» Extracted entries:
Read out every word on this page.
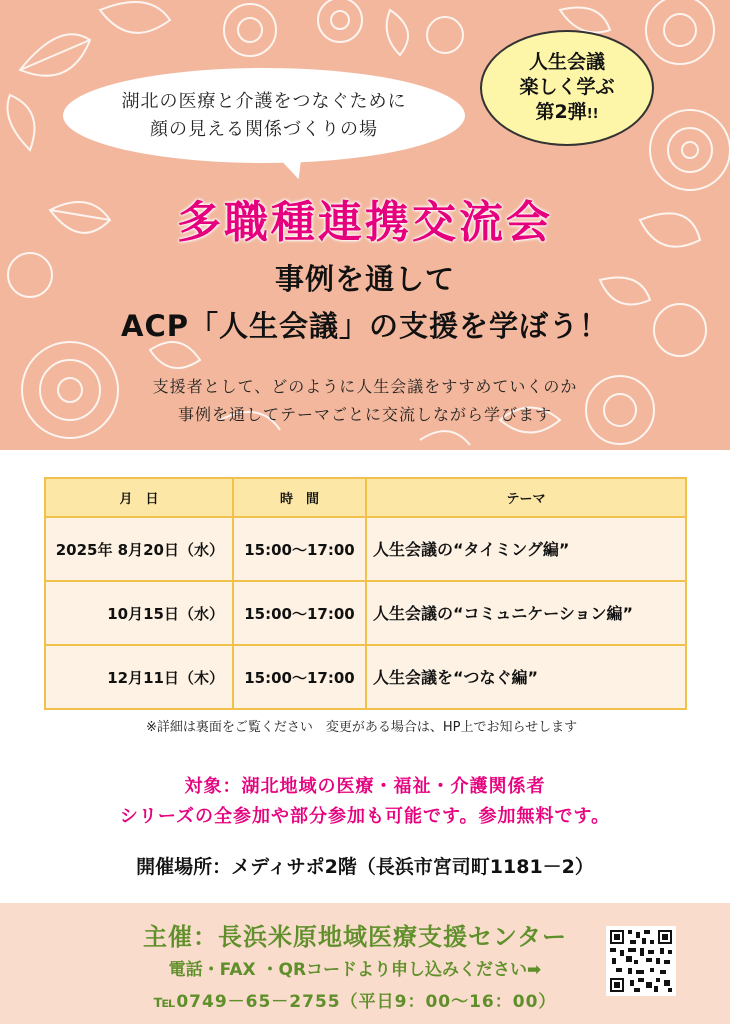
湖北の医療と介護をつなぐために
顔の見える関係づくりの場
人生会議
楽しく学ぶ
第2弾!!
多職種連携交流会
事例を通して
ACP「人生会議」の支援を学ぼう！
支援者として、どのように人生会議をすすめていくのか
事例を通してテーマごとに交流しながら学びます
月　日	時　間	テーマ
2025年 8月20日（水）	15:00～17:00	人生会議の“タイミング編”
10月15日（水）	15:00～17:00	人生会議の“コミュニケーション編”
12月11日（木）	15:00～17:00	人生会議を“つなぐ編”
※詳細は裏面をご覧ください　変更がある場合は、HP上でお知らせします
対象：湖北地域の医療・福祉・介護関係者
シリーズの全参加や部分参加も可能です。参加無料です。
開催場所：メディサポ2階（長浜市宮司町1181－2）
主催：長浜米原地域医療支援センター
電話・FAX ・QRコードより申し込みください➡
℡0749－65－2755（平日9：00～16：00）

» Requirements: Copy each line of the records containing the string "人生会議の".

» In response:
2025年 8月20日（水）	15:00～17:00	人生会議の“タイミング編”
10月15日（水）	15:00～17:00	人生会議の“コミュニケーション編”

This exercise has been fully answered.